---------- Data for this task
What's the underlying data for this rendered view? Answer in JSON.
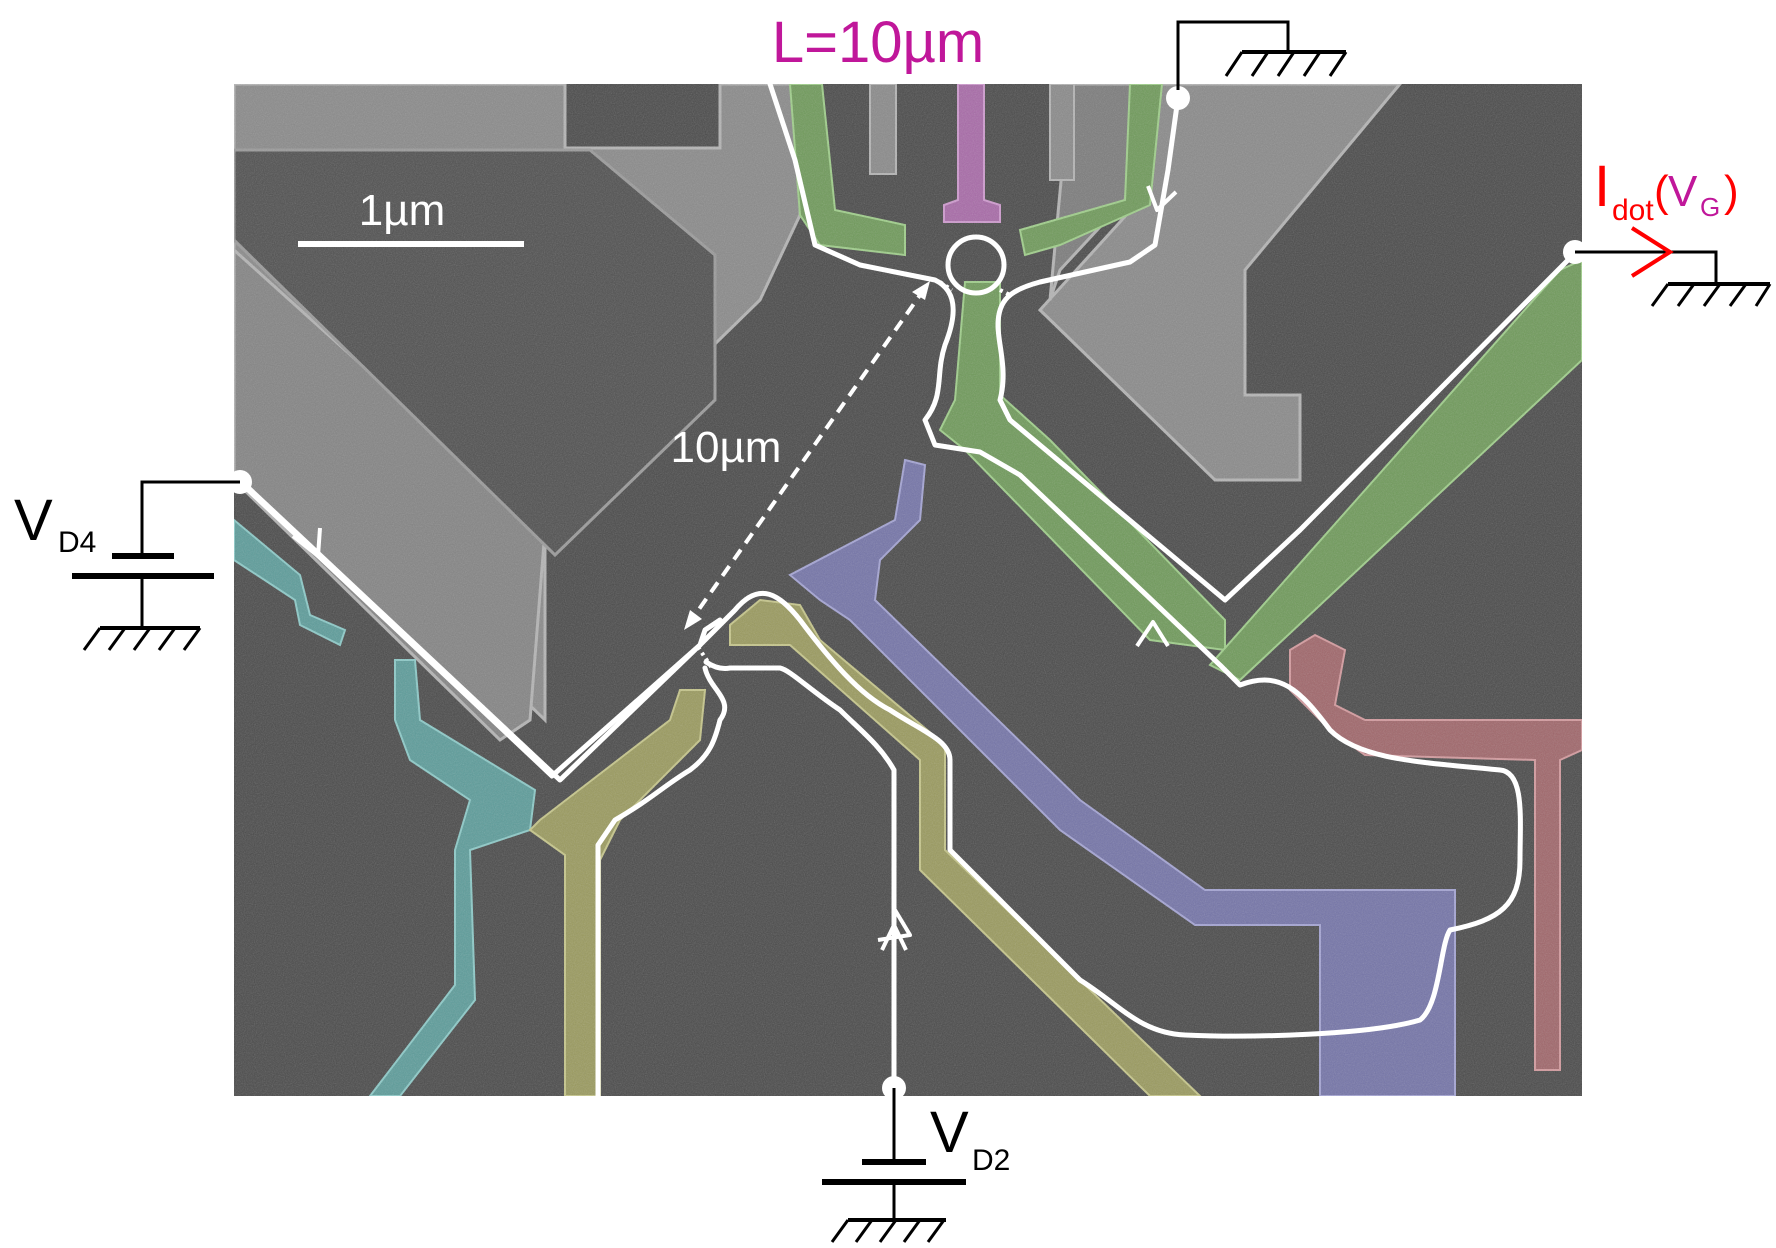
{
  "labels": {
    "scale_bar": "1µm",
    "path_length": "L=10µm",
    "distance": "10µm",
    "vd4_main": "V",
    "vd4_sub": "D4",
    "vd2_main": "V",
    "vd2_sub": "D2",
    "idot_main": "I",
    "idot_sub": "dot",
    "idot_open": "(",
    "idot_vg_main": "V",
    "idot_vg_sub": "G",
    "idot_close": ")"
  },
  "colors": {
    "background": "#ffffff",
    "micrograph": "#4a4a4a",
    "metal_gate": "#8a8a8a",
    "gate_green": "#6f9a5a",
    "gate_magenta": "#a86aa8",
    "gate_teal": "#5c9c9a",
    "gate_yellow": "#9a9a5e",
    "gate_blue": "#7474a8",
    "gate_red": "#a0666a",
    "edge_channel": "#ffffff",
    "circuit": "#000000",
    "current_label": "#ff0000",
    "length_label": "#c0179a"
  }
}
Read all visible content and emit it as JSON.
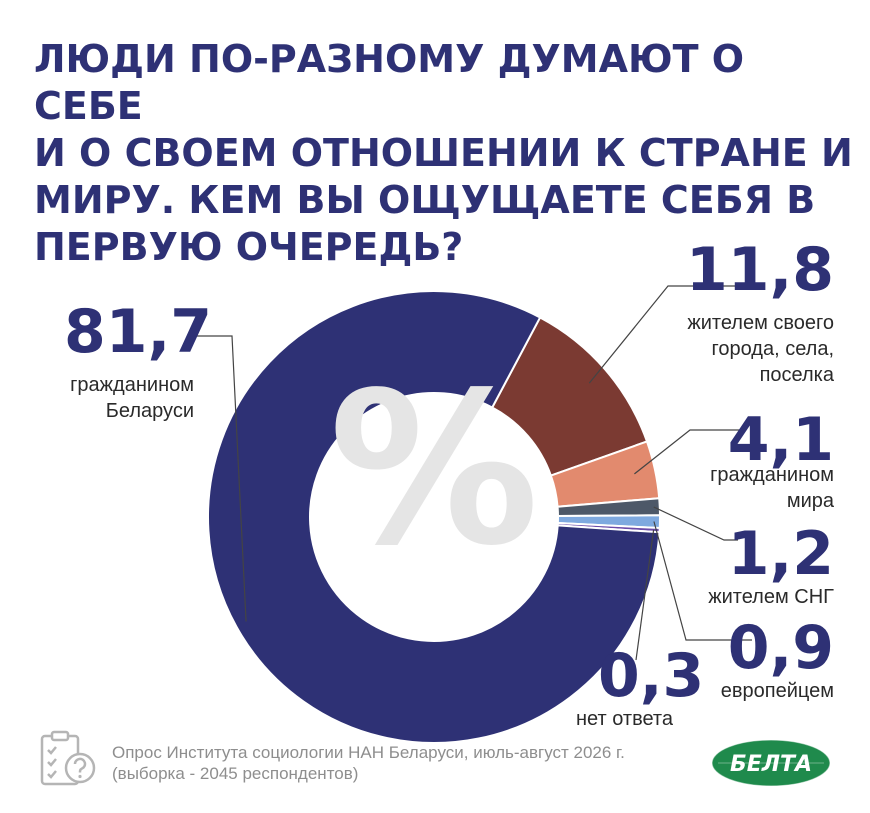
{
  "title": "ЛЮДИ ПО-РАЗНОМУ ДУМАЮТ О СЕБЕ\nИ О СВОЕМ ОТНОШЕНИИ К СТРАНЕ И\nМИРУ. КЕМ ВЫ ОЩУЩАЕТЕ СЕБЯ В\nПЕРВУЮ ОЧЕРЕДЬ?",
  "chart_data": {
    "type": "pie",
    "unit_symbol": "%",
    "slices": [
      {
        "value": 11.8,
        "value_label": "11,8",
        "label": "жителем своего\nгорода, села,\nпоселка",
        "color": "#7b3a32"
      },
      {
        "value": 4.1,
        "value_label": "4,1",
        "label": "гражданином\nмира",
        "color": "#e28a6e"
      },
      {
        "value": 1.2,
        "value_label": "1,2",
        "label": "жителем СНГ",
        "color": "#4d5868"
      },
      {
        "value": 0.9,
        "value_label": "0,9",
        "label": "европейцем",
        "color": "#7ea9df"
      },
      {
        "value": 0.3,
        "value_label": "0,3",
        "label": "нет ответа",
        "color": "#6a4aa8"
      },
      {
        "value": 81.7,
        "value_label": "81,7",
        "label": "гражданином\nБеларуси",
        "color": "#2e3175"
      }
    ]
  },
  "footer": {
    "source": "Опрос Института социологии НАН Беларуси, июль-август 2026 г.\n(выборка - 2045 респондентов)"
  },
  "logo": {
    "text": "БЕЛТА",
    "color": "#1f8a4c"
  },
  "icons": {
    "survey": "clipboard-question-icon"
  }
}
--------------------
→ What to produce
Using the listing, copy every line where the word "гражданином" shows up.

→ Right answer
        "label": "гражданином\nмира",
        "label": "гражданином\nБеларуси",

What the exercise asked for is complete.